**** Data shown ****

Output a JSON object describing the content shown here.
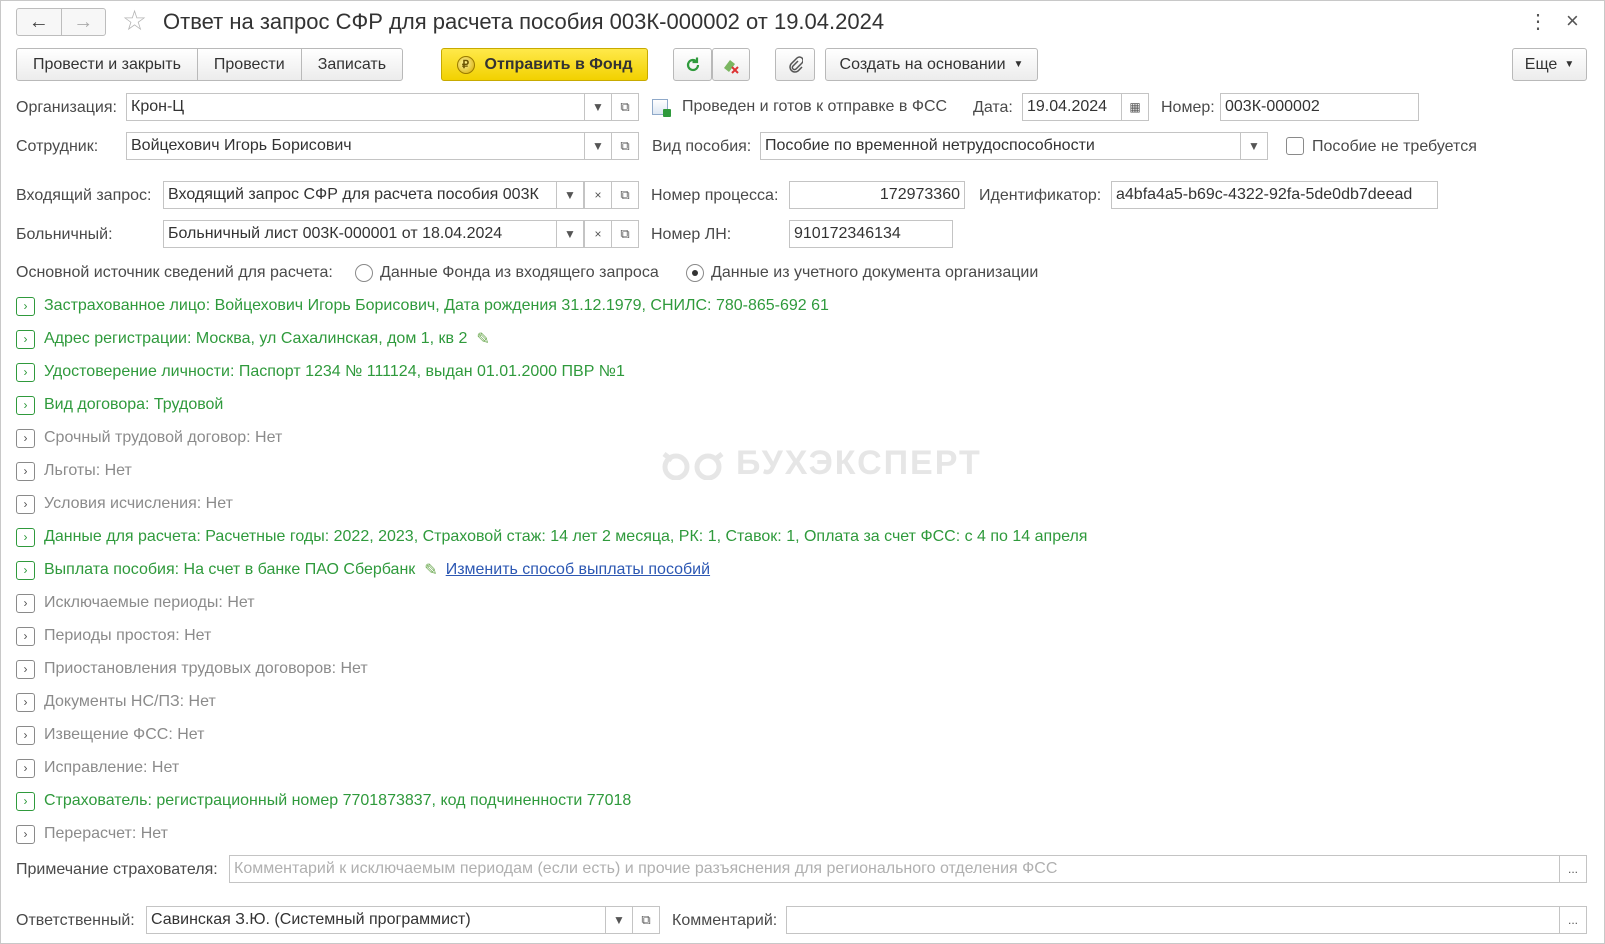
{
  "window": {
    "title": "Ответ на запрос СФР для расчета пособия 003К-000002 от 19.04.2024"
  },
  "toolbar": {
    "post_close": "Провести и закрыть",
    "post": "Провести",
    "save": "Записать",
    "send_fund": "Отправить в Фонд",
    "create_basis": "Создать на основании",
    "more": "Еще"
  },
  "form": {
    "org_label": "Организация:",
    "org_value": "Крон-Ц",
    "status_text": "Проведен и готов к отправке в ФСС",
    "date_label": "Дата:",
    "date_value": "19.04.2024",
    "number_label": "Номер:",
    "number_value": "003К-000002",
    "employee_label": "Сотрудник:",
    "employee_value": "Войцехович Игорь Борисович",
    "benefit_type_label": "Вид пособия:",
    "benefit_type_value": "Пособие по временной нетрудоспособности",
    "not_required_label": "Пособие не требуется",
    "incoming_label": "Входящий запрос:",
    "incoming_value": "Входящий запрос СФР для расчета пособия 003К",
    "process_label": "Номер процесса:",
    "process_value": "172973360",
    "identifier_label": "Идентификатор:",
    "identifier_value": "a4bfa4a5-b69c-4322-92fa-5de0db7deead",
    "sick_label": "Больничный:",
    "sick_value": "Больничный лист 003К-000001 от 18.04.2024",
    "ln_label": "Номер ЛН:",
    "ln_value": "910172346134",
    "source_label": "Основной источник сведений для расчета:",
    "source_option1": "Данные Фонда из входящего запроса",
    "source_option2": "Данные из учетного документа организации",
    "note_label": "Примечание страхователя:",
    "note_placeholder": "Комментарий к исключаемым периодам (если есть) и прочие разъяснения для регионального отделения ФСС",
    "responsible_label": "Ответственный:",
    "responsible_value": "Савинская З.Ю. (Системный программист)",
    "comment_label": "Комментарий:",
    "ellipsis": "..."
  },
  "sections": [
    {
      "text": "Застрахованное лицо: Войцехович Игорь Борисович, Дата рождения 31.12.1979, СНИЛС: 780-865-692 61",
      "state": "green"
    },
    {
      "text": "Адрес регистрации: Москва, ул Сахалинская, дом 1, кв 2",
      "state": "green"
    },
    {
      "text": "Удостоверение личности: Паспорт 1234 № 111124, выдан 01.01.2000 ПВР №1",
      "state": "green"
    },
    {
      "text": "Вид договора: Трудовой",
      "state": "green"
    },
    {
      "text": "Срочный трудовой договор: Нет",
      "state": "gray"
    },
    {
      "text": "Льготы: Нет",
      "state": "gray"
    },
    {
      "text": "Условия исчисления: Нет",
      "state": "gray"
    },
    {
      "text": "Данные для расчета: Расчетные годы: 2022, 2023, Страховой стаж: 14 лет 2 месяца, РК: 1, Ставок: 1, Оплата за счет ФСС: с 4 по 14 апреля",
      "state": "green"
    },
    {
      "text": "Выплата пособия: На счет в банке ПАО Сбербанк",
      "state": "green",
      "link": "Изменить способ выплаты пособий"
    },
    {
      "text": "Исключаемые периоды: Нет",
      "state": "gray"
    },
    {
      "text": "Периоды простоя: Нет",
      "state": "gray"
    },
    {
      "text": "Приостановления трудовых договоров: Нет",
      "state": "gray"
    },
    {
      "text": "Документы НС/ПЗ: Нет",
      "state": "gray"
    },
    {
      "text": "Извещение ФСС: Нет",
      "state": "gray"
    },
    {
      "text": "Исправление: Нет",
      "state": "gray"
    },
    {
      "text": "Страхователь: регистрационный номер 7701873837, код подчиненности 77018",
      "state": "green"
    },
    {
      "text": "Перерасчет: Нет",
      "state": "gray"
    }
  ],
  "watermark": "БУХЭКСПЕРТ",
  "icons": {
    "back": "arrow-left-icon",
    "forward": "arrow-right-icon",
    "favorite": "star-icon",
    "menu": "kebab-icon",
    "close": "close-icon",
    "refresh": "refresh-icon",
    "cancel_post": "cancel-post-icon",
    "attach": "paperclip-icon"
  },
  "colors": {
    "accent_yellow": "#f2d100",
    "green_text": "#2f9a3c",
    "gray_text": "#8b8b8b",
    "link": "#2d58b3"
  }
}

****

(Exercise):
From the data above, show each line that contains "Провести".

(Solution below):
    "post_close": "Провести и закрыть",
    "post": "Провести",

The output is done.